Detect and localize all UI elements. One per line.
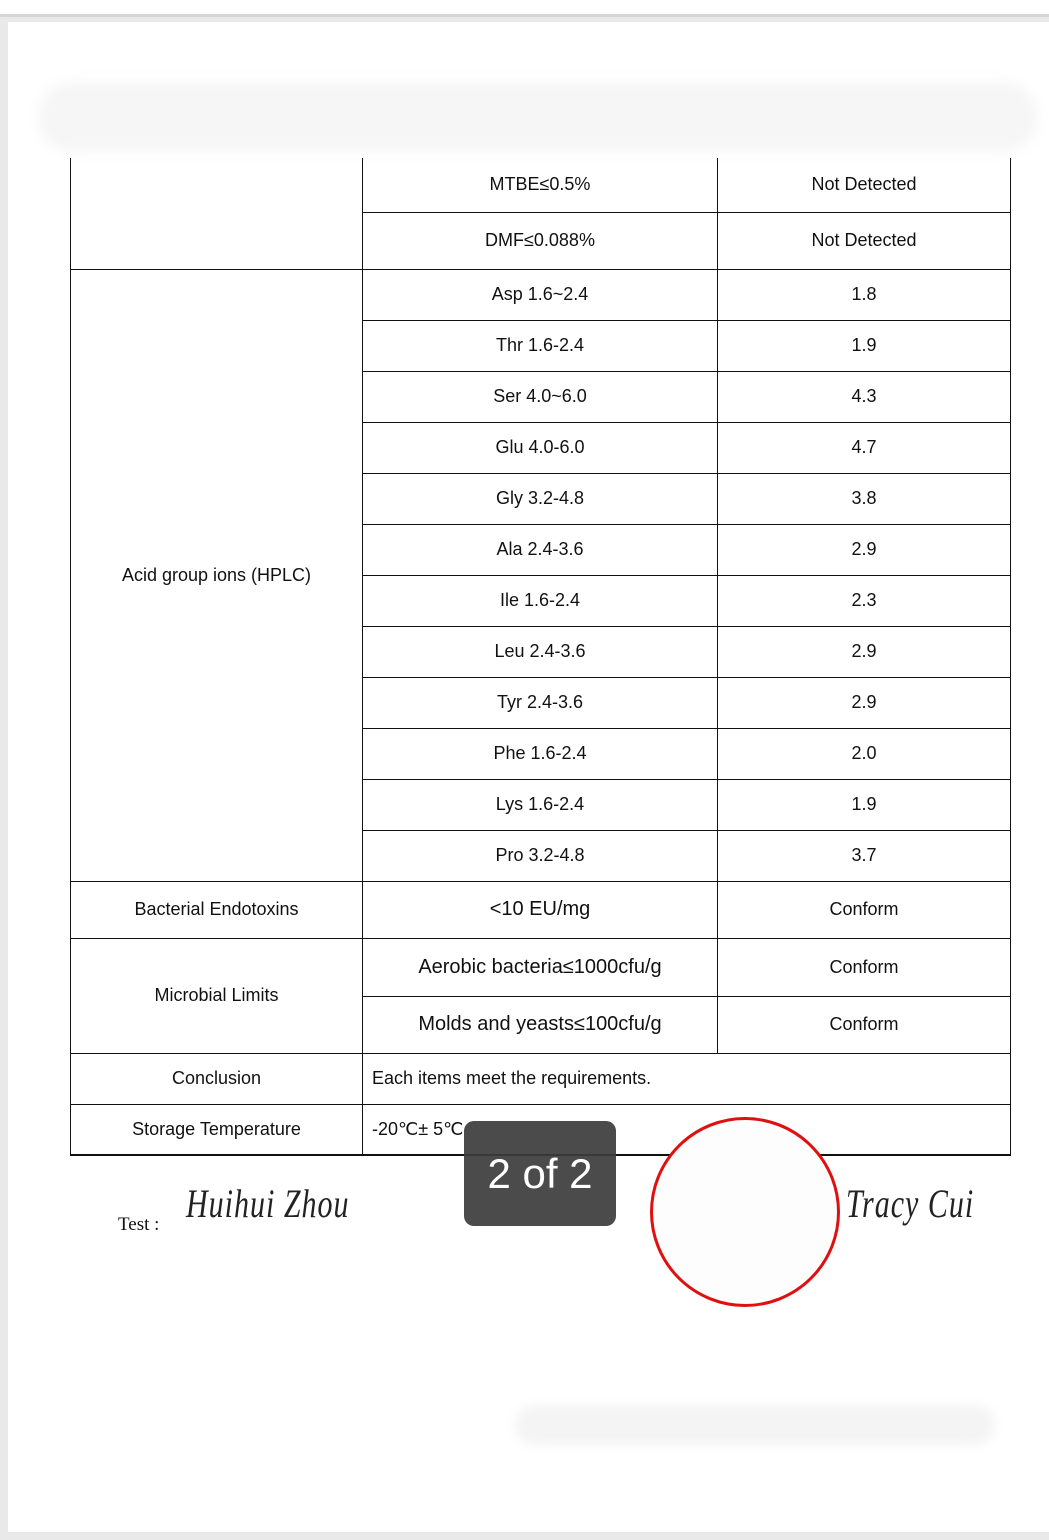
spec-cell: Tyr 2.4-3.6 xyxy=(362,676,718,729)
result-cell: 2.3 xyxy=(717,574,1011,627)
spec-cell: Phe 1.6-2.4 xyxy=(362,727,718,780)
table-row: Microbial Limits Aerobic bacteria≤1000cf… xyxy=(70,937,1011,1054)
test-results-table: MTBE≤0.5% Not Detected DMF≤0.088% Not De… xyxy=(70,158,1011,1156)
result-cell: 1.9 xyxy=(717,319,1011,372)
item-cell: Acid group ions (HPLC) xyxy=(70,268,363,882)
conclusion-value: Each items meet the requirements. xyxy=(362,1052,1011,1105)
spec-cell: Aerobic bacteria≤1000cfu/g xyxy=(362,937,718,997)
item-cell: Microbial Limits xyxy=(70,937,363,1054)
table-row: Ile 1.6-2.4 2.3 xyxy=(71,574,1011,627)
spec-cell: Thr 1.6-2.4 xyxy=(362,319,718,372)
result-cell: 1.9 xyxy=(717,778,1011,831)
conclusion-label: Conclusion xyxy=(70,1052,363,1105)
spec-cell: Gly 3.2-4.8 xyxy=(362,472,718,525)
spec-cell: Ile 1.6-2.4 xyxy=(362,574,718,627)
spec-cell: DMF≤0.088% xyxy=(362,211,718,270)
result-cell: 2.9 xyxy=(717,625,1011,678)
table-row: DMF≤0.088% Not Detected xyxy=(71,211,1011,270)
result-cell: Not Detected xyxy=(717,158,1011,213)
page-indicator: 2 of 2 xyxy=(464,1121,616,1226)
table-row: Phe 1.6-2.4 2.0 xyxy=(71,727,1011,780)
viewer-top-bar xyxy=(0,0,1049,17)
table-row: Thr 1.6-2.4 1.9 xyxy=(71,319,1011,372)
spec-cell: Ala 2.4-3.6 xyxy=(362,523,718,576)
result-cell: 2.0 xyxy=(717,727,1011,780)
spec-cell: Leu 2.4-3.6 xyxy=(362,625,718,678)
spec-cell: Lys 1.6-2.4 xyxy=(362,778,718,831)
spec-cell: Asp 1.6~2.4 xyxy=(362,268,718,321)
result-cell: 4.7 xyxy=(717,421,1011,474)
table-row: Glu 4.0-6.0 4.7 xyxy=(71,421,1011,474)
table-row: MTBE≤0.5% Not Detected xyxy=(70,158,1011,270)
result-cell: Conform xyxy=(717,880,1011,939)
spec-cell: MTBE≤0.5% xyxy=(362,158,718,213)
table-row: Lys 1.6-2.4 1.9 xyxy=(71,778,1011,831)
table-row: Pro 3.2-4.8 3.7 xyxy=(71,829,1011,882)
result-cell: Conform xyxy=(717,937,1011,997)
table-row: Tyr 2.4-3.6 2.9 xyxy=(71,676,1011,729)
spec-cell: Ser 4.0~6.0 xyxy=(362,370,718,423)
company-stamp xyxy=(650,1117,840,1307)
tester-signature: Huihui Zhou xyxy=(186,1182,350,1227)
spec-cell: Glu 4.0-6.0 xyxy=(362,421,718,474)
approver-signature: Tracy Cui xyxy=(846,1182,975,1227)
result-cell: Not Detected xyxy=(717,211,1011,270)
table-row: Ser 4.0~6.0 4.3 xyxy=(71,370,1011,423)
table-row: Gly 3.2-4.8 3.8 xyxy=(71,472,1011,525)
conclusion-row: Conclusion Each items meet the requireme… xyxy=(70,1052,1011,1105)
redaction-blur xyxy=(38,82,1038,152)
spec-cell: <10 EU/mg xyxy=(362,880,718,939)
result-cell: 2.9 xyxy=(717,523,1011,576)
table-row: Acid group ions (HPLC) Asp 1.6~2.4 1.8 xyxy=(70,268,1011,882)
redaction-blur xyxy=(515,1405,995,1445)
result-cell: 2.9 xyxy=(717,676,1011,729)
result-cell: 3.8 xyxy=(717,472,1011,525)
result-cell: 3.7 xyxy=(717,829,1011,882)
table-row: Molds and yeasts≤100cfu/g Conform xyxy=(71,995,1011,1054)
result-cell: Conform xyxy=(717,995,1011,1054)
spec-cell: Molds and yeasts≤100cfu/g xyxy=(362,995,718,1054)
result-cell: 4.3 xyxy=(717,370,1011,423)
storage-label: Storage Temperature xyxy=(70,1103,363,1156)
spec-cell: Pro 3.2-4.8 xyxy=(362,829,718,882)
table-row: Bacterial Endotoxins <10 EU/mg Conform xyxy=(70,880,1011,939)
result-cell: 1.8 xyxy=(717,268,1011,321)
table-row: Ala 2.4-3.6 2.9 xyxy=(71,523,1011,576)
test-label: Test : xyxy=(118,1214,160,1235)
item-cell xyxy=(70,158,363,270)
table-row: Leu 2.4-3.6 2.9 xyxy=(71,625,1011,678)
item-cell: Bacterial Endotoxins xyxy=(70,880,363,939)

• _ACTIVITY_: Return each line in the records that holds the string "Conform".

• _SOLUTION TO THE EXERCISE_:
result-cell: Conform xyxy=(717,880,1011,939)
result-cell: Conform xyxy=(717,937,1011,997)
table-row: Molds and yeasts≤100cfu/g Conform xyxy=(71,995,1011,1054)
result-cell: Conform xyxy=(717,995,1011,1054)
table-row: Bacterial Endotoxins <10 EU/mg Conform xyxy=(70,880,1011,939)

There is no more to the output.